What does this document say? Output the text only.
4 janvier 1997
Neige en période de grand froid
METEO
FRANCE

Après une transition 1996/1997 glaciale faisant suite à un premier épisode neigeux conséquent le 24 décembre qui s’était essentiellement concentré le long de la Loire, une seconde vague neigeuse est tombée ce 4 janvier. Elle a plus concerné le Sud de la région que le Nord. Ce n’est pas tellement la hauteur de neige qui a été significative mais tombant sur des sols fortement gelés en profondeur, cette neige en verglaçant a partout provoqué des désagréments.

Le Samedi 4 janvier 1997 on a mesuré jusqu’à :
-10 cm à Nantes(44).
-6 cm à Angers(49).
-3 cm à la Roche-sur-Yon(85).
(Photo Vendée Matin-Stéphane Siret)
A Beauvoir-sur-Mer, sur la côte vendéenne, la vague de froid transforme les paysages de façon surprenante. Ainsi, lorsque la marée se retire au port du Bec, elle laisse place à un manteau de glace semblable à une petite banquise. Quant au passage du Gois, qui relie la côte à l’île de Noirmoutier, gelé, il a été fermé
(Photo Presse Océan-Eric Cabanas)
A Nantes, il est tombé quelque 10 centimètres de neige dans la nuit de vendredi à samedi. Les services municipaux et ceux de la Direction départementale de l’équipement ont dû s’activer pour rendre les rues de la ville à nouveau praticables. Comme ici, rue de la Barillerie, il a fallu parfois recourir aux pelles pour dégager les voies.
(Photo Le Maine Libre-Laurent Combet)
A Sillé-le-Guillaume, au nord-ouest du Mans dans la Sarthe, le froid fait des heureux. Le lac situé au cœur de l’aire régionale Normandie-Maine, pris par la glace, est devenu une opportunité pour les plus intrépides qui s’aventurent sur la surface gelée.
----------
Every entry should be output exactly as written, please.

What does this document say? Output the text only.
4 janvier 1997
Neige en période de grand froid
METEO
FRANCE

Après une transition 1996/1997 glaciale faisant suite à un premier épisode neigeux conséquent le 24 décembre qui s’était essentiellement concentré le long de la Loire, une seconde vague neigeuse est tombée ce 4 janvier. Elle a plus concerné le Sud de la région que le Nord. Ce n’est pas tellement la hauteur de neige qui a été significative mais tombant sur des sols fortement gelés en profondeur, cette neige en verglaçant a partout provoqué des désagréments.

Le Samedi 4 janvier 1997 on a mesuré jusqu’à :
-10 cm à Nantes(44).
-6 cm à Angers(49).
-3 cm à la Roche-sur-Yon(85).
(Photo Vendée Matin-Stéphane Siret)
A Beauvoir-sur-Mer, sur la côte vendéenne, la vague de froid transforme les paysages de façon surprenante. Ainsi, lorsque la marée se retire au port du Bec, elle laisse place à un manteau de glace semblable à une petite banquise. Quant au passage du Gois, qui relie la côte à l’île de Noirmoutier, gelé, il a été fermé
(Photo Presse Océan-Eric Cabanas)
A Nantes, il est tombé quelque 10 centimètres de neige dans la nuit de vendredi à samedi. Les services municipaux et ceux de la Direction départementale de l’équipement ont dû s’activer pour rendre les rues de la ville à nouveau praticables. Comme ici, rue de la Barillerie, il a fallu parfois recourir aux pelles pour dégager les voies.
(Photo Le Maine Libre-Laurent Combet)
A Sillé-le-Guillaume, au nord-ouest du Mans dans la Sarthe, le froid fait des heureux. Le lac situé au cœur de l’aire régionale Normandie-Maine, pris par la glace, est devenu une opportunité pour les plus intrépides qui s’aventurent sur la surface gelée.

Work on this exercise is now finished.